▶ **TASK DETAILS**
Every line holding the string "minőségképesség" should be gathered.

▶ **PROVIDED MATERIAL**

********

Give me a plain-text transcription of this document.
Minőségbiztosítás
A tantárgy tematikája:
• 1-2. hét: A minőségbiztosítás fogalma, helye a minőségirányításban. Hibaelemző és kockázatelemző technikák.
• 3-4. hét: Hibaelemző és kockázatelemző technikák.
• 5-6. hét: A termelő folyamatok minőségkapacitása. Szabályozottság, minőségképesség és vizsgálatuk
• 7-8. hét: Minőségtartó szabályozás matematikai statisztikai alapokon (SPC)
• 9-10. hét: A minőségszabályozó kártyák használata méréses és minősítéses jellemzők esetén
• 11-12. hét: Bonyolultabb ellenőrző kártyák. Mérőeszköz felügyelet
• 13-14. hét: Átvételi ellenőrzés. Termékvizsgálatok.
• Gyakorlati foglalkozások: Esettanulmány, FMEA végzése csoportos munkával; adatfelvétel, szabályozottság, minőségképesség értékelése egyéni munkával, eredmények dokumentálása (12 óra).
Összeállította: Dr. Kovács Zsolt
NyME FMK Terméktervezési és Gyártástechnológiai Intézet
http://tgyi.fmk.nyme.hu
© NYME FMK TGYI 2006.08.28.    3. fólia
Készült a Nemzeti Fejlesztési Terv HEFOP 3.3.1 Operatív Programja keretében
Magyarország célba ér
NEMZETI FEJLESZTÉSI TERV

********

▶ **RESPONSE TO THE TASK**
• 5-6. hét: A termelő folyamatok minőségkapacitása. Szabályozottság, minőségképesség és vizsgálatuk
• Gyakorlati foglalkozások: Esettanulmány, FMEA végzése csoportos munkával; adatfelvétel, szabályozottság, minőségképesség értékelése egyéni munkával, eredmények dokumentálása (12 óra).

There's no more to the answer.